**Records shown**
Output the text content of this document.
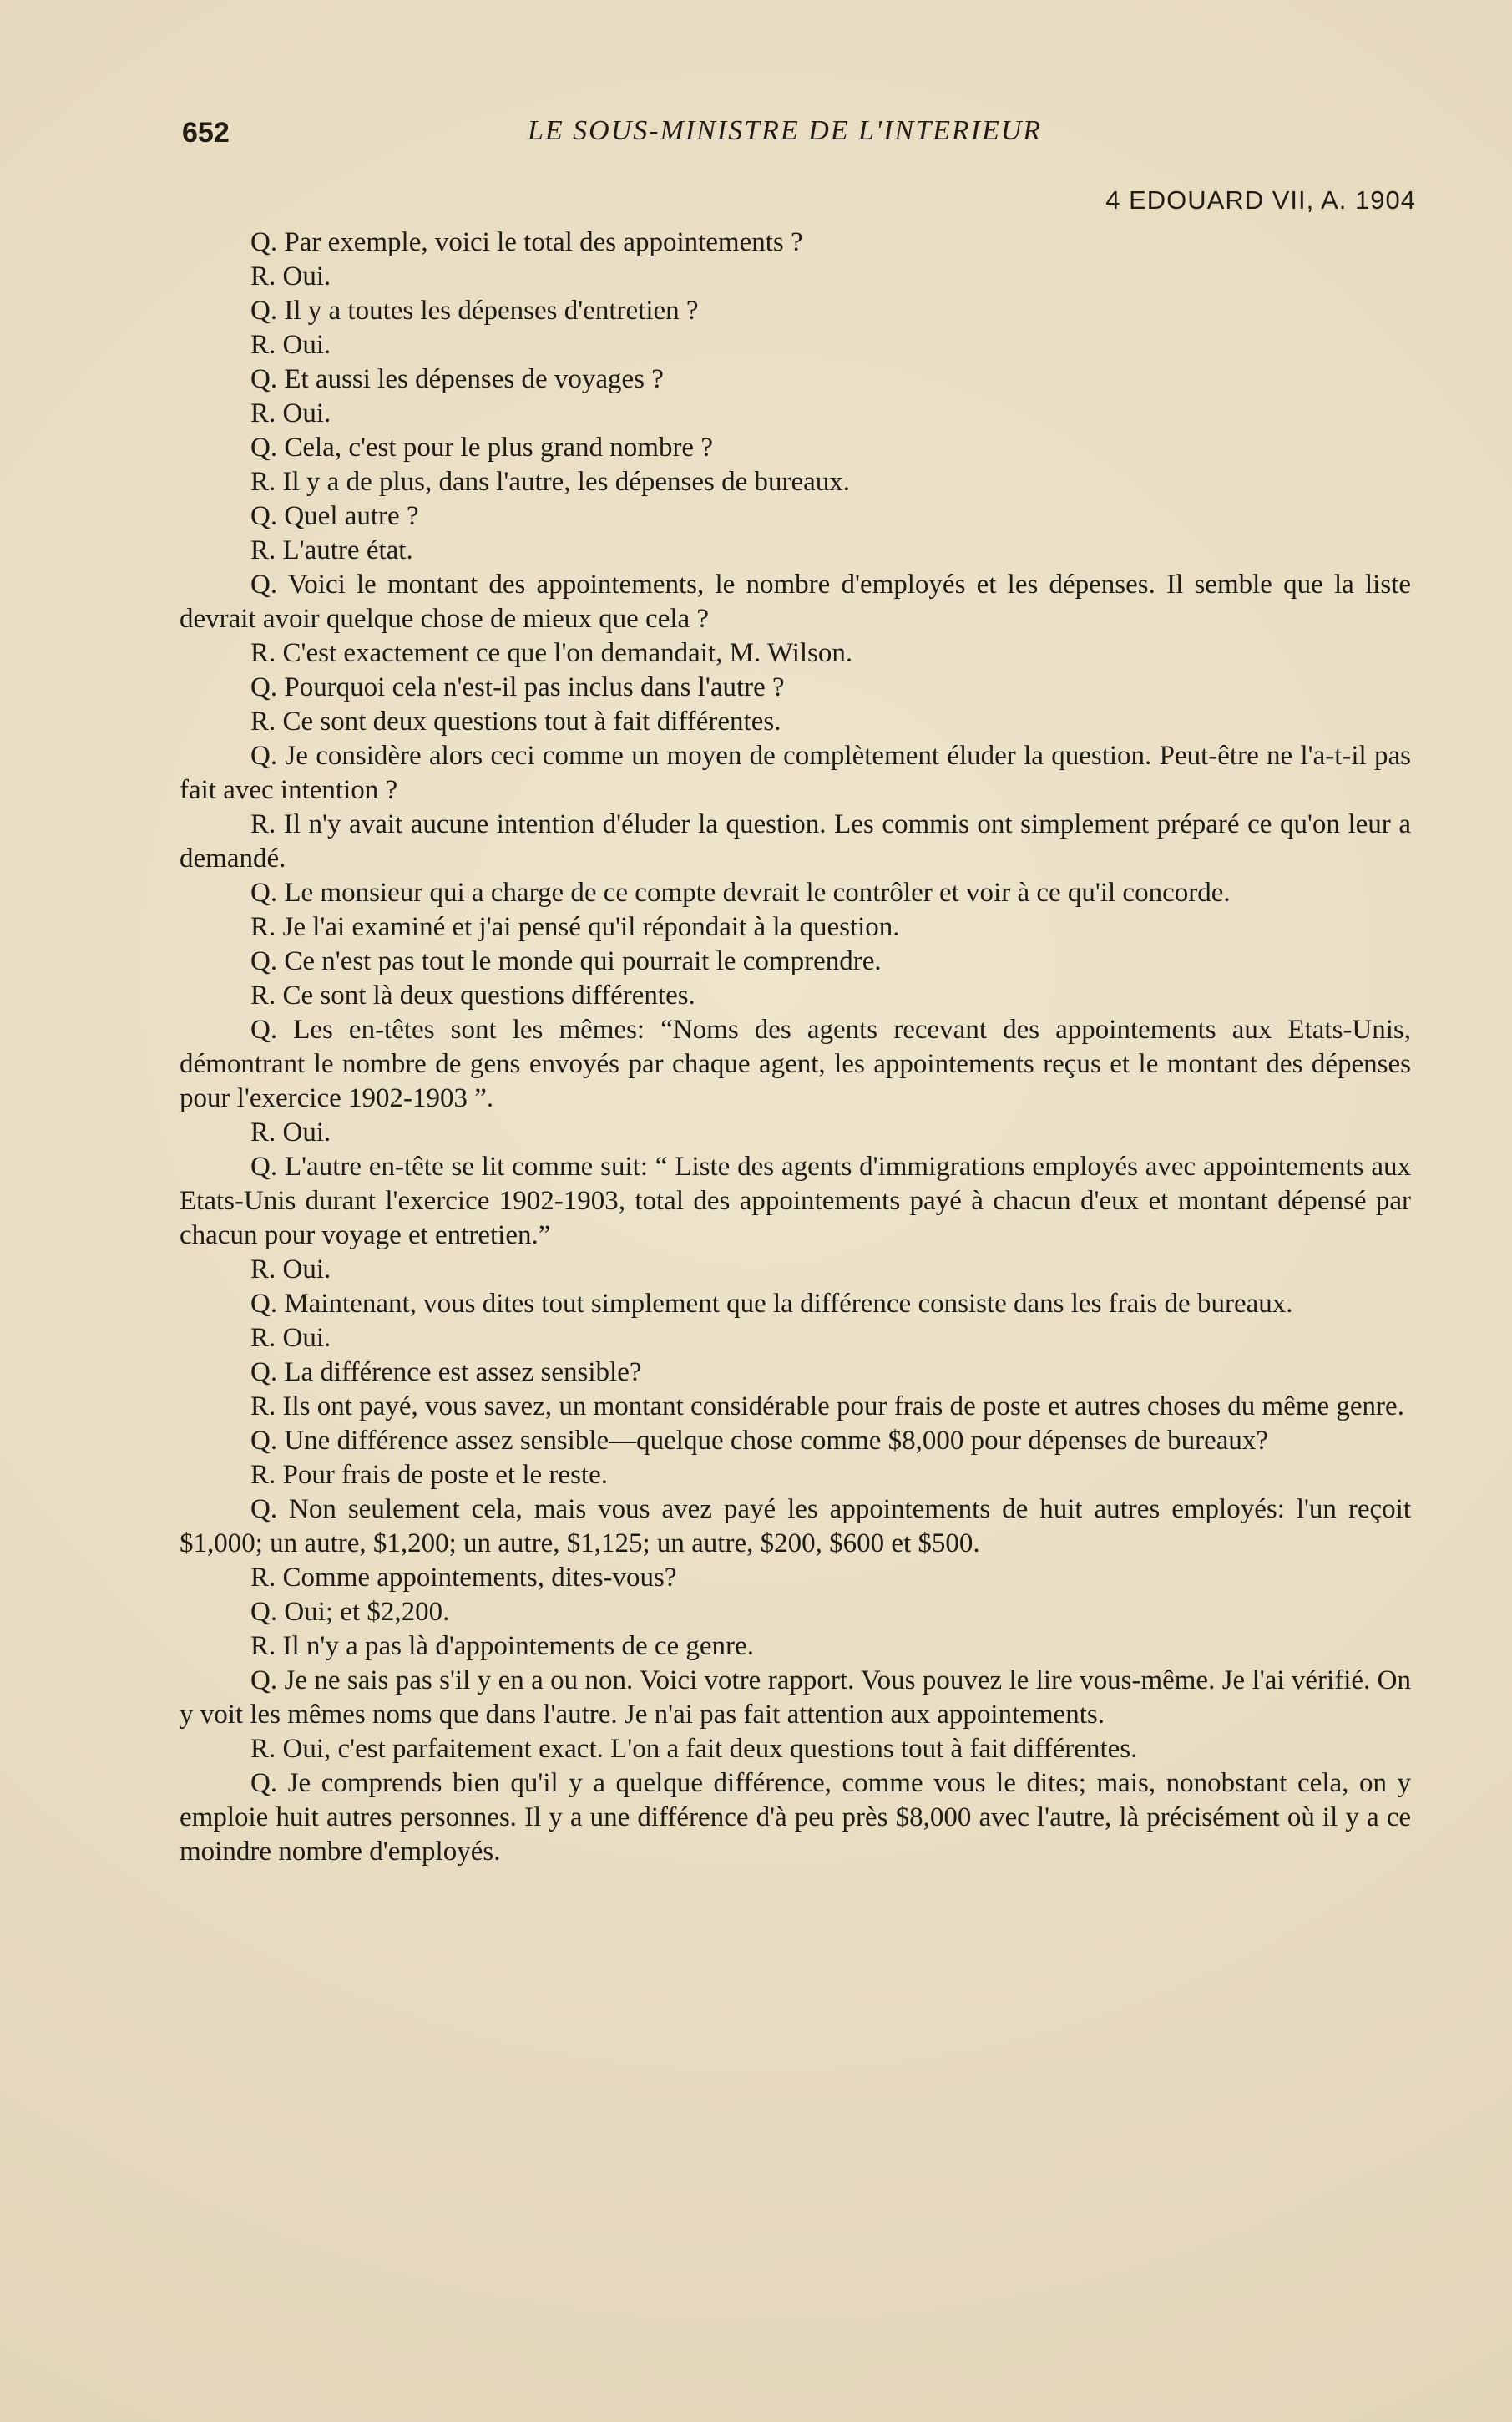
652	LE SOUS-MINISTRE DE L'INTERIEUR
4 EDOUARD VII, A. 1904

Q. Par exemple, voici le total des appointements ?

R. Oui.

Q. Il y a toutes les dépenses d'entretien ?

R. Oui.

Q. Et aussi les dépenses de voyages ?

R. Oui.

Q. Cela, c'est pour le plus grand nombre ?

R. Il y a de plus, dans l'autre, les dépenses de bureaux.

Q. Quel autre ?

R. L'autre état.

Q. Voici le montant des appointements, le nombre d'employés et les dépenses. Il semble que la liste devrait avoir quelque chose de mieux que cela ?

R. C'est exactement ce que l'on demandait, M. Wilson.

Q. Pourquoi cela n'est-il pas inclus dans l'autre ?

R. Ce sont deux questions tout à fait différentes.

Q. Je considère alors ceci comme un moyen de complètement éluder la question. Peut-être ne l'a-t-il pas fait avec intention ?

R. Il n'y avait aucune intention d'éluder la question. Les commis ont simplement préparé ce qu'on leur a demandé.

Q. Le monsieur qui a charge de ce compte devrait le contrôler et voir à ce qu'il concorde.

R. Je l'ai examiné et j'ai pensé qu'il répondait à la question.

Q. Ce n'est pas tout le monde qui pourrait le comprendre.

R. Ce sont là deux questions différentes.

Q. Les en-têtes sont les mêmes: “Noms des agents recevant des appointements aux Etats-Unis, démontrant le nombre de gens envoyés par chaque agent, les appointements reçus et le montant des dépenses pour l'exercice 1902-1903 ”.

R. Oui.

Q. L'autre en-tête se lit comme suit: “ Liste des agents d'immigrations employés avec appointements aux Etats-Unis durant l'exercice 1902-1903, total des appointements payé à chacun d'eux et montant dépensé par chacun pour voyage et entretien.”

R. Oui.

Q. Maintenant, vous dites tout simplement que la différence consiste dans les frais de bureaux.

R. Oui.

Q. La différence est assez sensible?

R. Ils ont payé, vous savez, un montant considérable pour frais de poste et autres choses du même genre.

Q. Une différence assez sensible—quelque chose comme $8,000 pour dépenses de bureaux?

R. Pour frais de poste et le reste.

Q. Non seulement cela, mais vous avez payé les appointements de huit autres employés: l'un reçoit $1,000; un autre, $1,200; un autre, $1,125; un autre, $200, $600 et $500.

R. Comme appointements, dites-vous?

Q. Oui; et $2,200.

R. Il n'y a pas là d'appointements de ce genre.

Q. Je ne sais pas s'il y en a ou non. Voici votre rapport. Vous pouvez le lire vous-même. Je l'ai vérifié. On y voit les mêmes noms que dans l'autre. Je n'ai pas fait attention aux appointements.

R. Oui, c'est parfaitement exact. L'on a fait deux questions tout à fait différentes.

Q. Je comprends bien qu'il y a quelque différence, comme vous le dites; mais, nonobstant cela, on y emploie huit autres personnes. Il y a une différence d'à peu près $8,000 avec l'autre, là précisément où il y a ce moindre nombre d'employés.
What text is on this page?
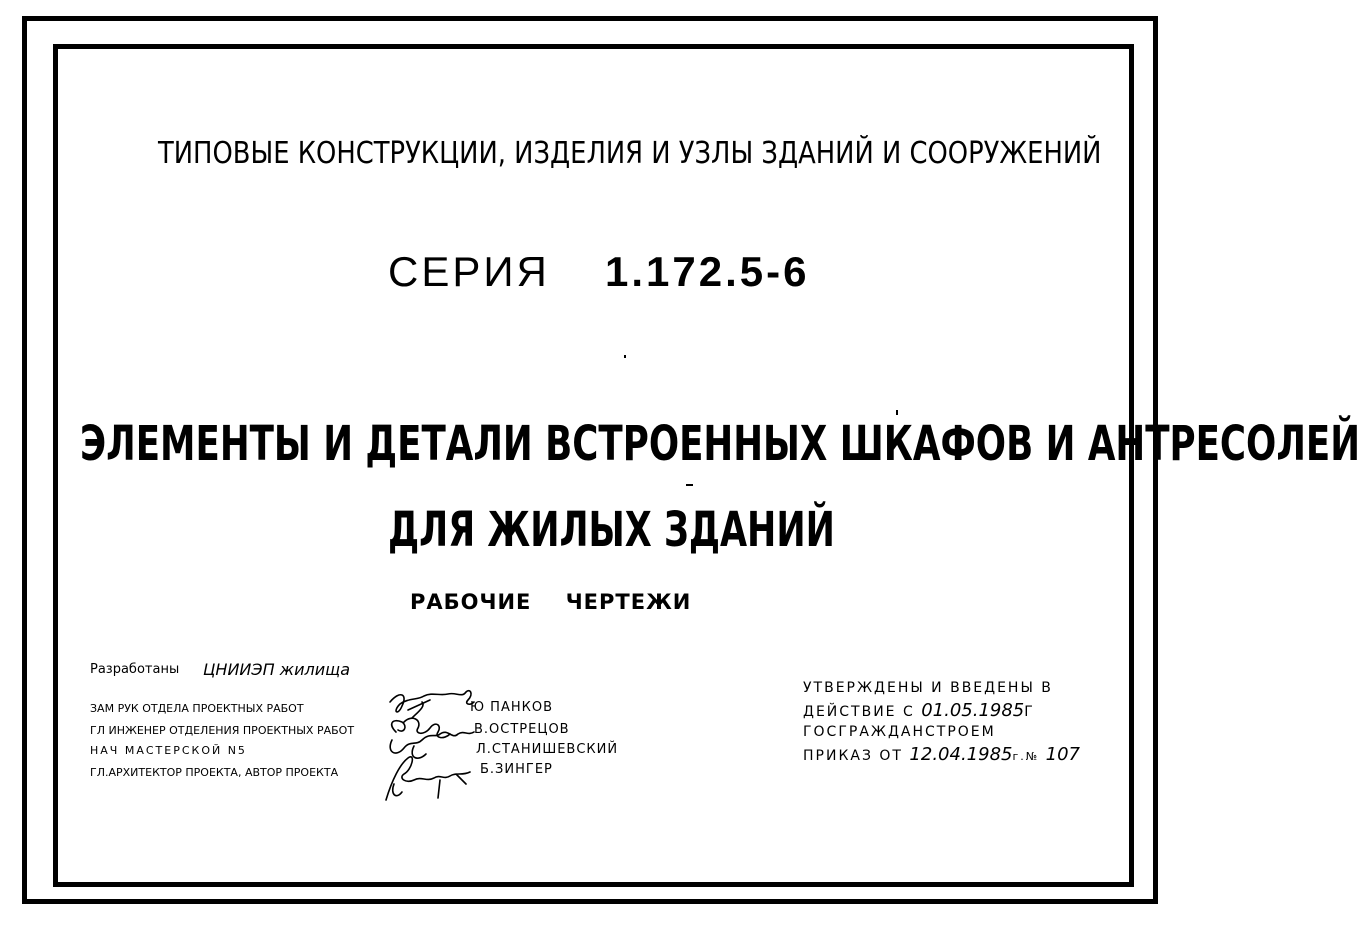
ТИПОВЫЕ КОНСТРУКЦИИ, ИЗДЕЛИЯ И УЗЛЫ ЗДАНИЙ И СООРУЖЕНИЙ
СЕРИЯ 1.172.5-6
ЭЛЕМЕНТЫ И ДЕТАЛИ ВСТРОЕННЫХ ШКАФОВ И АНТРЕСОЛЕЙ
ДЛЯ ЖИЛЫХ ЗДАНИЙ
РАБОЧИЕ ЧЕРТЕЖИ
Разработаны ЦНИИЭП жилища
ЗАМ РУК ОТДЕЛА ПРОЕКТНЫХ РАБОТ	Ю ПАНКОВ
ГЛ ИНЖЕНЕР ОТДЕЛЕНИЯ ПРОЕКТНЫХ РАБОТ	В.ОСТРЕЦОВ
НАЧ МАСТЕРСКОЙ N5	Л.СТАНИШЕВСКИЙ
ГЛ.АРХИТЕКТОР ПРОЕКТА, АВТОР ПРОЕКТА	Б.ЗИНГЕР
УТВЕРЖДЕНЫ И ВВЕДЕНЫ В
ДЕЙСТВИЕ С 01.05.1985Г
ГОСГРАЖДАНСТРОЕМ
ПРИКАЗ ОТ 12.04.1985г.№ 107
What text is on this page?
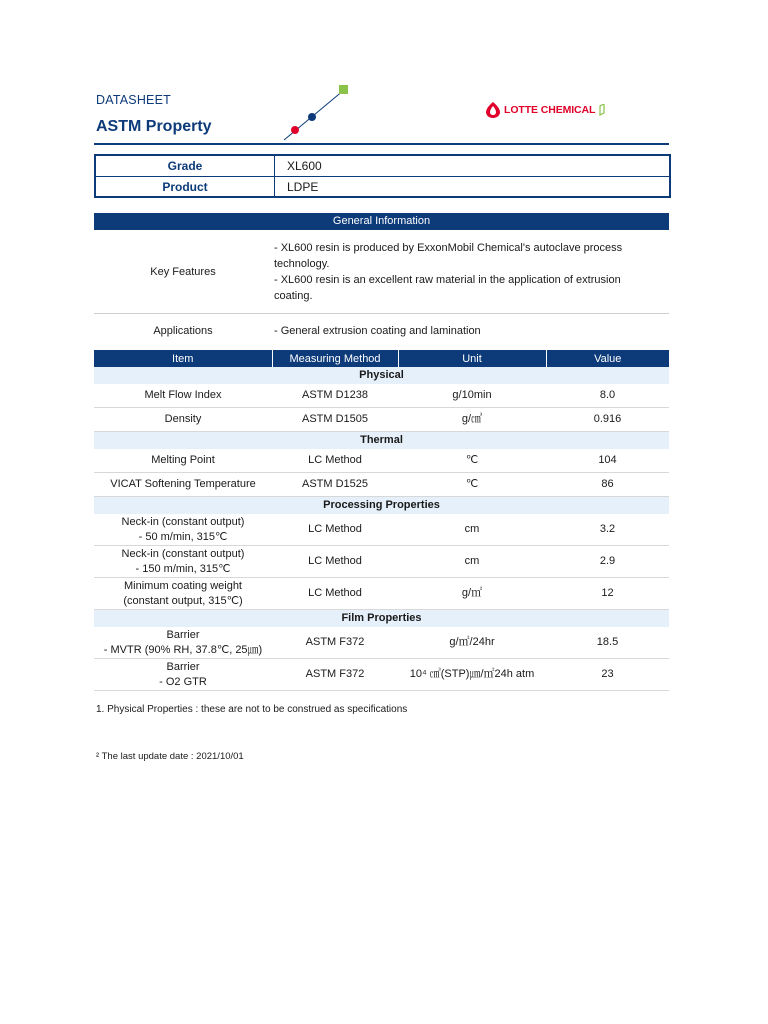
DATASHEET
ASTM Property
LOTTE CHEMICAL
Grade	XL600
Product	LDPE
General Information
Key Features
- XL600 resin is produced by ExxonMobil Chemical's autoclave process
technology.
- XL600 resin is an excellent raw material in the application of extrusion
coating.
Applications	- General extrusion coating and lamination
Item	Measuring Method	Unit	Value
Physical			
Melt Flow Index	ASTM D1238	g/10min	8.0
Density	ASTM D1505	g/㎤	0.916
Thermal			
Melting Point	LC Method	℃	104
VICAT Softening Temperature	ASTM D1525	℃	86
Processing Properties			

Neck-in (constant output)
- 50 m/min, 315℃	LC Method	cm	3.2

Neck-in (constant output)
- 150 m/min, 315℃	LC Method	cm	2.9

Minimum coating weight
(constant output, 315℃)	LC Method	g/㎡	12
Film Properties			

Barrier
- MVTR (90% RH, 37.8℃, 25㎛)	ASTM F372	g/㎡/24hr	18.5

Barrier
- O2 GTR	ASTM F372	10⁴ ㎤(STP)㎛/㎡24h atm	23
1. Physical Properties : these are not to be construed as specifications
² The last update date : 2021/10/01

**Task to carry out**
Output the records above exactly; leave out the pictures.

**Exercise response**
Output the text content of this document.
652	LE SOUS-MINISTRE DE L'INTERIEUR
4 EDOUARD VII, A. 1904

Q. Par exemple, voici le total des appointements ?

R. Oui.

Q. Il y a toutes les dépenses d'entretien ?

R. Oui.

Q. Et aussi les dépenses de voyages ?

R. Oui.

Q. Cela, c'est pour le plus grand nombre ?

R. Il y a de plus, dans l'autre, les dépenses de bureaux.

Q. Quel autre ?

R. L'autre état.

Q. Voici le montant des appointements, le nombre d'employés et les dépenses. Il semble que la liste devrait avoir quelque chose de mieux que cela ?

R. C'est exactement ce que l'on demandait, M. Wilson.

Q. Pourquoi cela n'est-il pas inclus dans l'autre ?

R. Ce sont deux questions tout à fait différentes.

Q. Je considère alors ceci comme un moyen de complètement éluder la question. Peut-être ne l'a-t-il pas fait avec intention ?

R. Il n'y avait aucune intention d'éluder la question. Les commis ont simplement préparé ce qu'on leur a demandé.

Q. Le monsieur qui a charge de ce compte devrait le contrôler et voir à ce qu'il concorde.

R. Je l'ai examiné et j'ai pensé qu'il répondait à la question.

Q. Ce n'est pas tout le monde qui pourrait le comprendre.

R. Ce sont là deux questions différentes.

Q. Les en-têtes sont les mêmes: “Noms des agents recevant des appointements aux Etats-Unis, démontrant le nombre de gens envoyés par chaque agent, les appointements reçus et le montant des dépenses pour l'exercice 1902-1903 ”.

R. Oui.

Q. L'autre en-tête se lit comme suit: “ Liste des agents d'immigrations employés avec appointements aux Etats-Unis durant l'exercice 1902-1903, total des appointements payé à chacun d'eux et montant dépensé par chacun pour voyage et entretien.”

R. Oui.

Q. Maintenant, vous dites tout simplement que la différence consiste dans les frais de bureaux.

R. Oui.

Q. La différence est assez sensible?

R. Ils ont payé, vous savez, un montant considérable pour frais de poste et autres choses du même genre.

Q. Une différence assez sensible—quelque chose comme $8,000 pour dépenses de bureaux?

R. Pour frais de poste et le reste.

Q. Non seulement cela, mais vous avez payé les appointements de huit autres employés: l'un reçoit $1,000; un autre, $1,200; un autre, $1,125; un autre, $200, $600 et $500.

R. Comme appointements, dites-vous?

Q. Oui; et $2,200.

R. Il n'y a pas là d'appointements de ce genre.

Q. Je ne sais pas s'il y en a ou non. Voici votre rapport. Vous pouvez le lire vous-même. Je l'ai vérifié. On y voit les mêmes noms que dans l'autre. Je n'ai pas fait attention aux appointements.

R. Oui, c'est parfaitement exact. L'on a fait deux questions tout à fait différentes.

Q. Je comprends bien qu'il y a quelque différence, comme vous le dites; mais, nonobstant cela, on y emploie huit autres personnes. Il y a une différence d'à peu près $8,000 avec l'autre, là précisément où il y a ce moindre nombre d'employés.
What text is on this page?
ТИПОВЫЕ КОНСТРУКЦИИ, ИЗДЕЛИЯ И УЗЛЫ ЗДАНИЙ И СООРУЖЕНИЙ
СЕРИЯ 1.172.5-6
ЭЛЕМЕНТЫ И ДЕТАЛИ ВСТРОЕННЫХ ШКАФОВ И АНТРЕСОЛЕЙ
ДЛЯ ЖИЛЫХ ЗДАНИЙ
РАБОЧИЕ ЧЕРТЕЖИ
Разработаны ЦНИИЭП жилища
ЗАМ РУК ОТДЕЛА ПРОЕКТНЫХ РАБОТ	Ю ПАНКОВ
ГЛ ИНЖЕНЕР ОТДЕЛЕНИЯ ПРОЕКТНЫХ РАБОТ	В.ОСТРЕЦОВ
НАЧ МАСТЕРСКОЙ N5	Л.СТАНИШЕВСКИЙ
ГЛ.АРХИТЕКТОР ПРОЕКТА, АВТОР ПРОЕКТА	Б.ЗИНГЕР
УТВЕРЖДЕНЫ И ВВЕДЕНЫ В
ДЕЙСТВИЕ С 01.05.1985Г
ГОСГРАЖДАНСТРОЕМ
ПРИКАЗ ОТ 12.04.1985г.№ 107
What text is on this page?
DATASHEET
ASTM Property
LOTTE CHEMICAL
Grade	XL600
Product	LDPE
General Information
Key Features
- XL600 resin is produced by ExxonMobil Chemical's autoclave process
technology.
- XL600 resin is an excellent raw material in the application of extrusion
coating.
Applications	- General extrusion coating and lamination
Item	Measuring Method	Unit	Value
Physical			
Melt Flow Index	ASTM D1238	g/10min	8.0
Density	ASTM D1505	g/㎤	0.916
Thermal			
Melting Point	LC Method	℃	104
VICAT Softening Temperature	ASTM D1525	℃	86
Processing Properties			

Neck-in (constant output)
- 50 m/min, 315℃	LC Method	cm	3.2

Neck-in (constant output)
- 150 m/min, 315℃	LC Method	cm	2.9

Minimum coating weight
(constant output, 315℃)	LC Method	g/㎡	12
Film Properties			

Barrier
- MVTR (90% RH, 37.8℃, 25㎛)	ASTM F372	g/㎡/24hr	18.5

Barrier
- O2 GTR	ASTM F372	10⁴ ㎤(STP)㎛/㎡24h atm	23
1. Physical Properties : these are not to be construed as specifications
² The last update date : 2021/10/01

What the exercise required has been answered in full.